Copy out each line exactly; pictures stay out of the copy.

-- BEGIN Record set --

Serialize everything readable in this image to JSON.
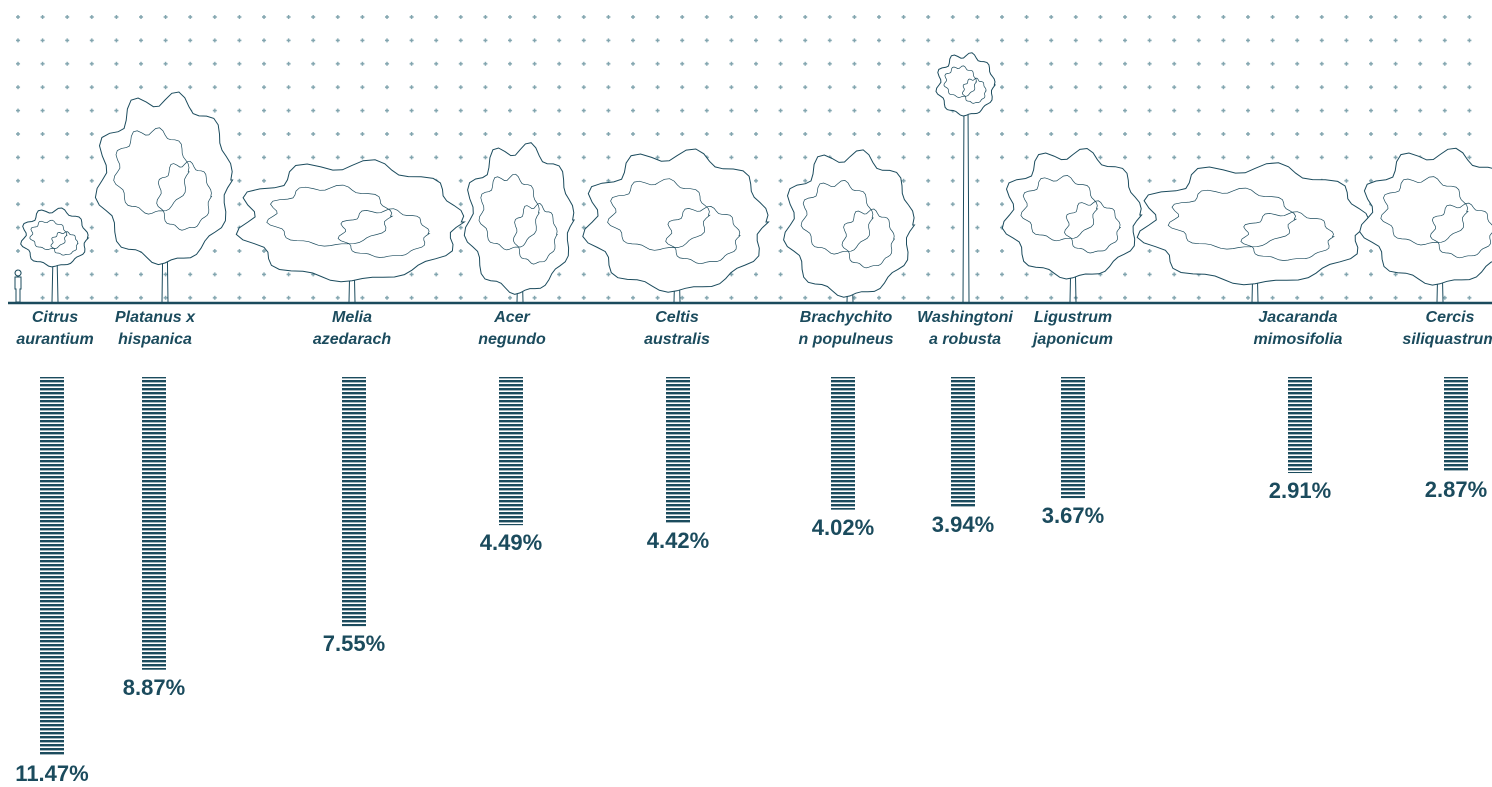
{
  "chart_data": {
    "type": "bar",
    "categories": [
      "Citrus aurantium",
      "Platanus x hispanica",
      "Melia azedarach",
      "Acer negundo",
      "Celtis australis",
      "Brachychiton populneus",
      "Washingtonia robusta",
      "Ligustrum japonicum",
      "Jacaranda mimosifolia",
      "Cercis siliquastrum"
    ],
    "values": [
      11.47,
      8.87,
      7.55,
      4.49,
      4.42,
      4.02,
      3.94,
      3.67,
      2.91,
      2.87
    ],
    "value_labels": [
      "11.47%",
      "8.87%",
      "7.55%",
      "4.49%",
      "4.42%",
      "4.02%",
      "3.94%",
      "3.67%",
      "2.91%",
      "2.87%"
    ],
    "color": "#1b4b5d"
  }
}
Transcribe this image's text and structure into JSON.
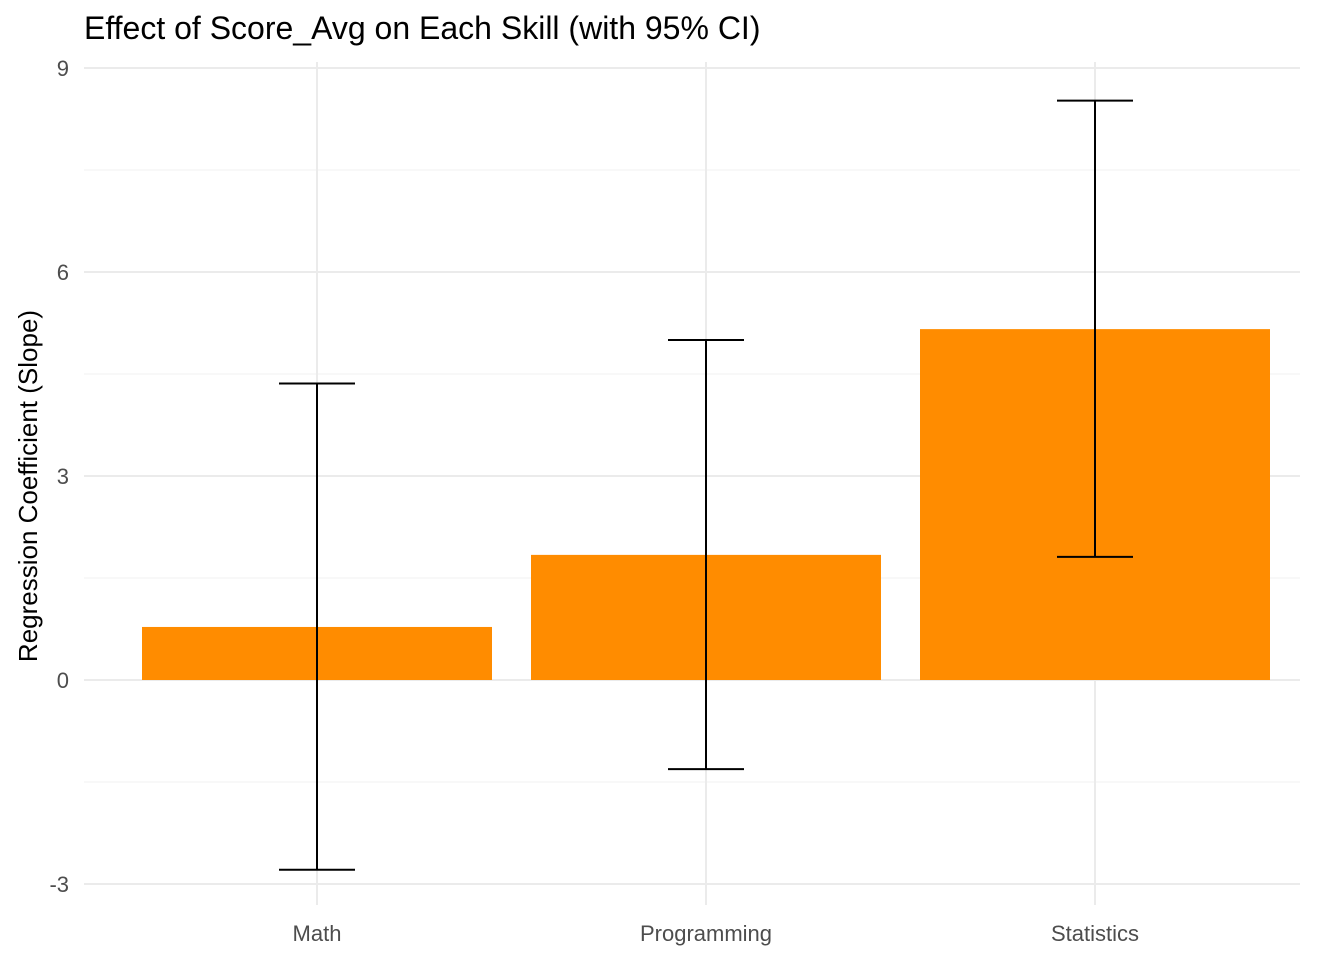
{
  "chart_data": {
    "type": "bar",
    "title": "Effect of Score_Avg on Each Skill (with 95% CI)",
    "xlabel": "",
    "ylabel": "Regression Coefficient (Slope)",
    "categories": [
      "Math",
      "Programming",
      "Statistics"
    ],
    "values": [
      0.78,
      1.84,
      5.16
    ],
    "ci_lower": [
      -2.79,
      -1.31,
      1.81
    ],
    "ci_upper": [
      4.36,
      5.0,
      8.52
    ],
    "ylim": [
      -3.3,
      9.1
    ],
    "yticks": [
      -3,
      0,
      3,
      6,
      9
    ],
    "ytick_labels": [
      "-3",
      "0",
      "3",
      "6",
      "9"
    ],
    "grid": true,
    "bar_color": "#FF8C00",
    "errorbar_color": "#000000"
  }
}
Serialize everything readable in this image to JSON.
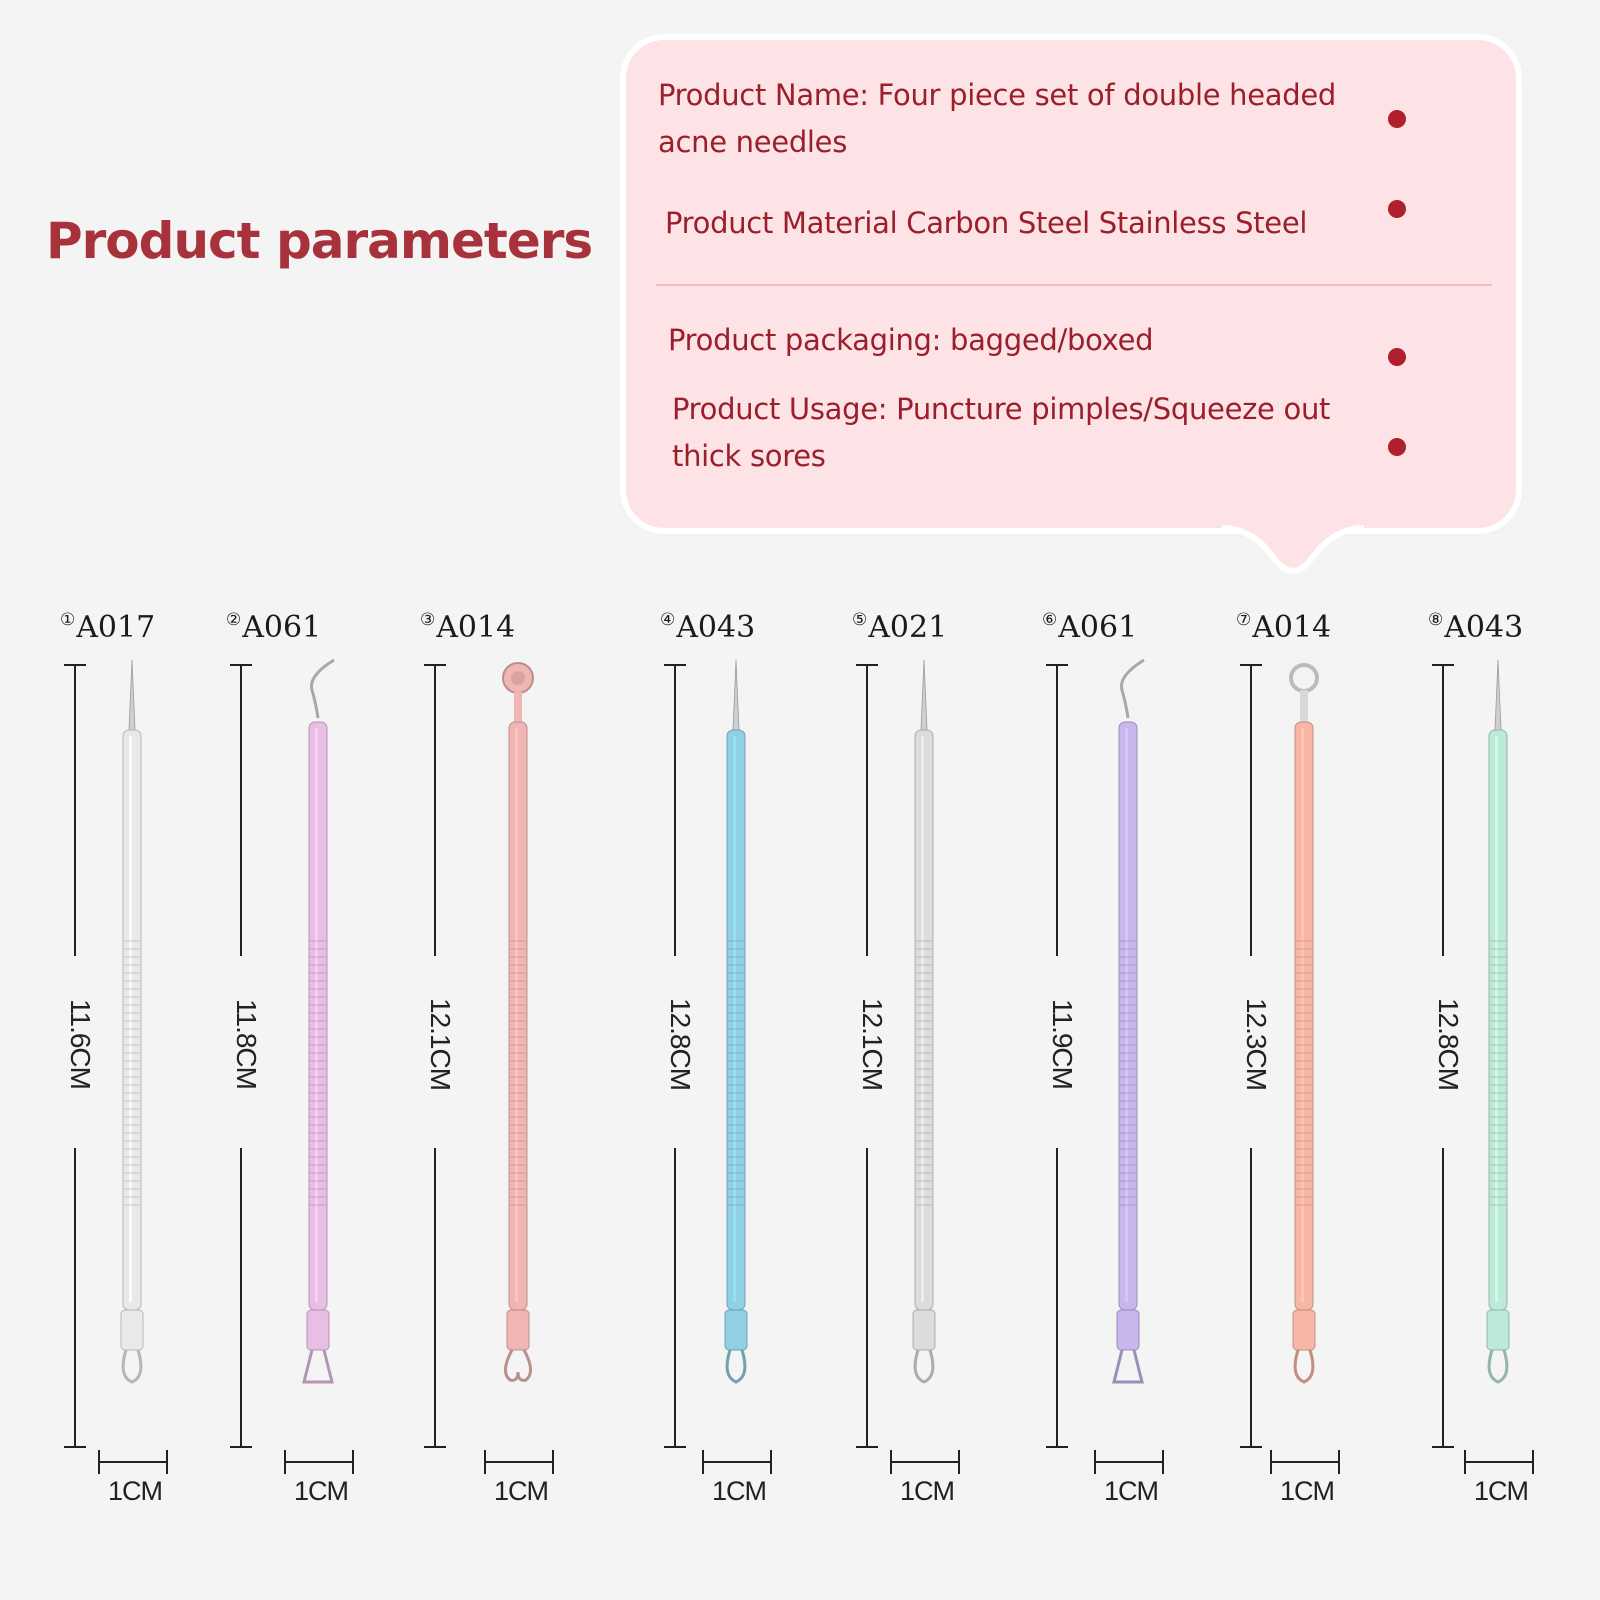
{
  "heading": "Product parameters",
  "params": {
    "name": "Product Name: Four piece set of double headed acne needles",
    "material": "Product Material Carbon Steel Stainless Steel",
    "packaging": "Product packaging: bagged/boxed",
    "usage": "Product Usage: Puncture pimples/Squeeze out thick sores"
  },
  "colors": {
    "heading": "#a8323c",
    "param_text": "#9a1f2b",
    "bubble": "#fde3e5",
    "bullet": "#b0202c"
  },
  "tools": [
    {
      "num": "①",
      "model": "A017",
      "length": "11.6CM",
      "scale": "1CM",
      "color": "#e9e9e9",
      "tip": "needle",
      "end": "loop"
    },
    {
      "num": "②",
      "model": "A061",
      "length": "11.8CM",
      "scale": "1CM",
      "color": "#e8bfe4",
      "tip": "hook",
      "end": "triangle"
    },
    {
      "num": "③",
      "model": "A014",
      "length": "12.1CM",
      "scale": "1CM",
      "color": "#f0b6b4",
      "tip": "spoon",
      "end": "heart"
    },
    {
      "num": "④",
      "model": "A043",
      "length": "12.8CM",
      "scale": "1CM",
      "color": "#8fd0e4",
      "tip": "needle",
      "end": "loop"
    },
    {
      "num": "⑤",
      "model": "A021",
      "length": "12.1CM",
      "scale": "1CM",
      "color": "#dcdcdc",
      "tip": "lance",
      "end": "loop"
    },
    {
      "num": "⑥",
      "model": "A061",
      "length": "11.9CM",
      "scale": "1CM",
      "color": "#c8b6ec",
      "tip": "hook",
      "end": "triangle"
    },
    {
      "num": "⑦",
      "model": "A014",
      "length": "12.3CM",
      "scale": "1CM",
      "color": "#f8b7a6",
      "tip": "ring",
      "end": "loop"
    },
    {
      "num": "⑧",
      "model": "A043",
      "length": "12.8CM",
      "scale": "1CM",
      "color": "#bde9d8",
      "tip": "needle",
      "end": "loop"
    }
  ]
}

-- END Record set --

» **Reply**:
Serialize everything readable in this image to JSON.
{
  "chart_data": {
    "type": "bar",
    "categories": [
      "Citrus aurantium",
      "Platanus x hispanica",
      "Melia azedarach",
      "Acer negundo",
      "Celtis australis",
      "Brachychiton populneus",
      "Washingtonia robusta",
      "Ligustrum japonicum",
      "Jacaranda mimosifolia",
      "Cercis siliquastrum"
    ],
    "values": [
      11.47,
      8.87,
      7.55,
      4.49,
      4.42,
      4.02,
      3.94,
      3.67,
      2.91,
      2.87
    ],
    "value_labels": [
      "11.47%",
      "8.87%",
      "7.55%",
      "4.49%",
      "4.42%",
      "4.02%",
      "3.94%",
      "3.67%",
      "2.91%",
      "2.87%"
    ],
    "color": "#1b4b5d"
  }
}
Transcribe this image's text and structure into JSON.
{
  "chart_data": {
    "type": "bar",
    "title": "Effect of Score_Avg on Each Skill (with 95% CI)",
    "xlabel": "",
    "ylabel": "Regression Coefficient (Slope)",
    "categories": [
      "Math",
      "Programming",
      "Statistics"
    ],
    "values": [
      0.78,
      1.84,
      5.16
    ],
    "ci_lower": [
      -2.79,
      -1.31,
      1.81
    ],
    "ci_upper": [
      4.36,
      5.0,
      8.52
    ],
    "ylim": [
      -3.3,
      9.1
    ],
    "yticks": [
      -3,
      0,
      3,
      6,
      9
    ],
    "ytick_labels": [
      "-3",
      "0",
      "3",
      "6",
      "9"
    ],
    "grid": true,
    "bar_color": "#FF8C00",
    "errorbar_color": "#000000"
  }
}
Serialize everything readable in this image to JSON.
{
  "heading": "Product parameters",
  "params": {
    "name": "Product Name: Four piece set of double headed acne needles",
    "material": "Product Material Carbon Steel Stainless Steel",
    "packaging": "Product packaging: bagged/boxed",
    "usage": "Product Usage: Puncture pimples/Squeeze out thick sores"
  },
  "colors": {
    "heading": "#a8323c",
    "param_text": "#9a1f2b",
    "bubble": "#fde3e5",
    "bullet": "#b0202c"
  },
  "tools": [
    {
      "num": "①",
      "model": "A017",
      "length": "11.6CM",
      "scale": "1CM",
      "color": "#e9e9e9",
      "tip": "needle",
      "end": "loop"
    },
    {
      "num": "②",
      "model": "A061",
      "length": "11.8CM",
      "scale": "1CM",
      "color": "#e8bfe4",
      "tip": "hook",
      "end": "triangle"
    },
    {
      "num": "③",
      "model": "A014",
      "length": "12.1CM",
      "scale": "1CM",
      "color": "#f0b6b4",
      "tip": "spoon",
      "end": "heart"
    },
    {
      "num": "④",
      "model": "A043",
      "length": "12.8CM",
      "scale": "1CM",
      "color": "#8fd0e4",
      "tip": "needle",
      "end": "loop"
    },
    {
      "num": "⑤",
      "model": "A021",
      "length": "12.1CM",
      "scale": "1CM",
      "color": "#dcdcdc",
      "tip": "lance",
      "end": "loop"
    },
    {
      "num": "⑥",
      "model": "A061",
      "length": "11.9CM",
      "scale": "1CM",
      "color": "#c8b6ec",
      "tip": "hook",
      "end": "triangle"
    },
    {
      "num": "⑦",
      "model": "A014",
      "length": "12.3CM",
      "scale": "1CM",
      "color": "#f8b7a6",
      "tip": "ring",
      "end": "loop"
    },
    {
      "num": "⑧",
      "model": "A043",
      "length": "12.8CM",
      "scale": "1CM",
      "color": "#bde9d8",
      "tip": "needle",
      "end": "loop"
    }
  ]
}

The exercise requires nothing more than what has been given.